Repeat the records word for word, excluding any picture.

## Given information
--- BEGIN ---
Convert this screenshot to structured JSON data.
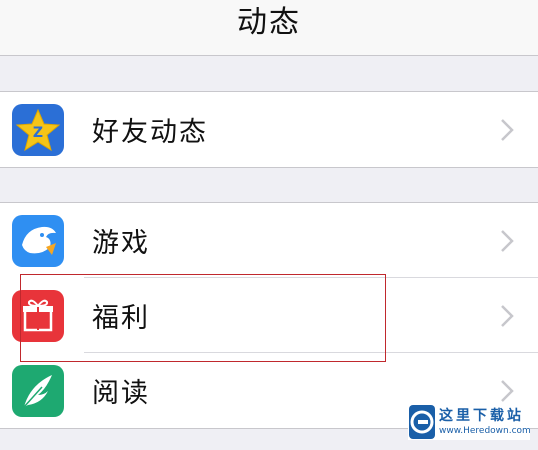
{
  "header": {
    "title": "动态"
  },
  "groups": [
    {
      "items": [
        {
          "label": "好友动态",
          "icon": "qzone-star-icon",
          "color": "#f5c518"
        }
      ]
    },
    {
      "items": [
        {
          "label": "游戏",
          "icon": "game-shark-icon",
          "color": "#2f8ff2"
        },
        {
          "label": "福利",
          "icon": "gift-icon",
          "color": "#e8343a"
        },
        {
          "label": "阅读",
          "icon": "feather-book-icon",
          "color": "#1ea971"
        }
      ]
    }
  ],
  "watermark": {
    "name": "这里下载站",
    "url": "www.Heredown.com",
    "color": "#1a5fa8"
  },
  "highlight": {
    "color": "#c0282d",
    "target": "福利"
  }
}
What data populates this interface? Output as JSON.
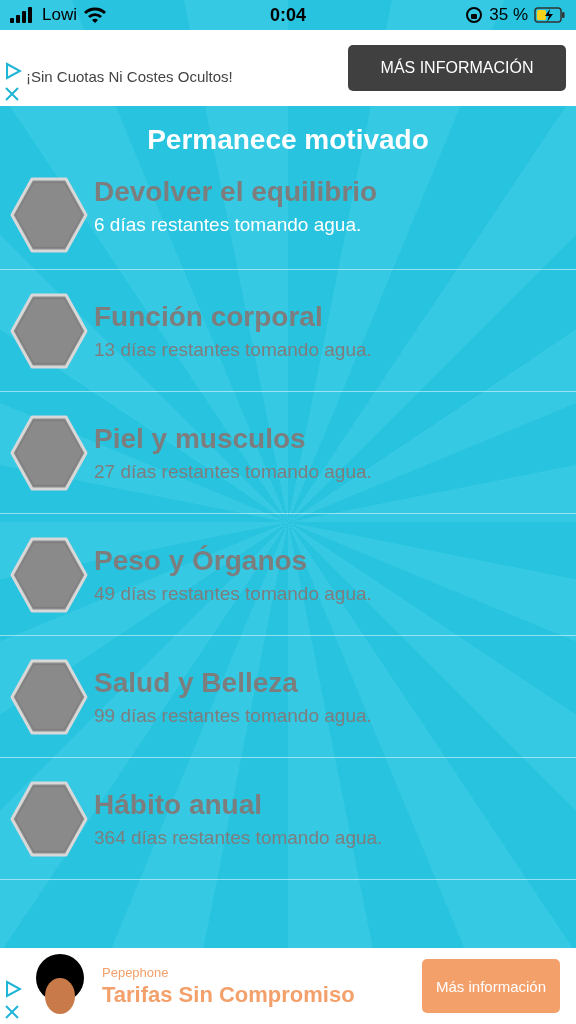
{
  "status_bar": {
    "carrier": "Lowi",
    "time": "0:04",
    "battery": "35 %"
  },
  "top_ad": {
    "text": "¡Sin Cuotas Ni Costes Ocultos!",
    "button": "MÁS INFORMACIÓN"
  },
  "title": "Permanece motivado",
  "goals": [
    {
      "name": "Devolver el equilibrio",
      "subtitle": "6 días restantes tomando agua.",
      "current": true
    },
    {
      "name": "Función corporal",
      "subtitle": "13 días restantes tomando agua.",
      "current": false
    },
    {
      "name": "Piel y musculos",
      "subtitle": "27 días restantes tomando agua.",
      "current": false
    },
    {
      "name": "Peso y Órganos",
      "subtitle": "49 días restantes tomando agua.",
      "current": false
    },
    {
      "name": "Salud y Belleza",
      "subtitle": "99 días restantes tomando agua.",
      "current": false
    },
    {
      "name": "Hábito anual",
      "subtitle": "364 días restantes tomando agua.",
      "current": false
    }
  ],
  "bottom_ad": {
    "brand": "Pepephone",
    "headline": "Tarifas Sin Compromiso",
    "button": "Más información"
  }
}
--- END ---
## Answer to the exercise
Convert this screenshot to structured JSON data.
{
  "header": {
    "title": "动态"
  },
  "groups": [
    {
      "items": [
        {
          "label": "好友动态",
          "icon": "qzone-star-icon",
          "color": "#f5c518"
        }
      ]
    },
    {
      "items": [
        {
          "label": "游戏",
          "icon": "game-shark-icon",
          "color": "#2f8ff2"
        },
        {
          "label": "福利",
          "icon": "gift-icon",
          "color": "#e8343a"
        },
        {
          "label": "阅读",
          "icon": "feather-book-icon",
          "color": "#1ea971"
        }
      ]
    }
  ],
  "watermark": {
    "name": "这里下载站",
    "url": "www.Heredown.com",
    "color": "#1a5fa8"
  },
  "highlight": {
    "color": "#c0282d",
    "target": "福利"
  }
}
What data populates this interface? Output as JSON.
{
  "status_bar": {
    "carrier": "Lowi",
    "time": "0:04",
    "battery": "35 %"
  },
  "top_ad": {
    "text": "¡Sin Cuotas Ni Costes Ocultos!",
    "button": "MÁS INFORMACIÓN"
  },
  "title": "Permanece motivado",
  "goals": [
    {
      "name": "Devolver el equilibrio",
      "subtitle": "6 días restantes tomando agua.",
      "current": true
    },
    {
      "name": "Función corporal",
      "subtitle": "13 días restantes tomando agua.",
      "current": false
    },
    {
      "name": "Piel y musculos",
      "subtitle": "27 días restantes tomando agua.",
      "current": false
    },
    {
      "name": "Peso y Órganos",
      "subtitle": "49 días restantes tomando agua.",
      "current": false
    },
    {
      "name": "Salud y Belleza",
      "subtitle": "99 días restantes tomando agua.",
      "current": false
    },
    {
      "name": "Hábito anual",
      "subtitle": "364 días restantes tomando agua.",
      "current": false
    }
  ],
  "bottom_ad": {
    "brand": "Pepephone",
    "headline": "Tarifas Sin Compromiso",
    "button": "Más información"
  }
}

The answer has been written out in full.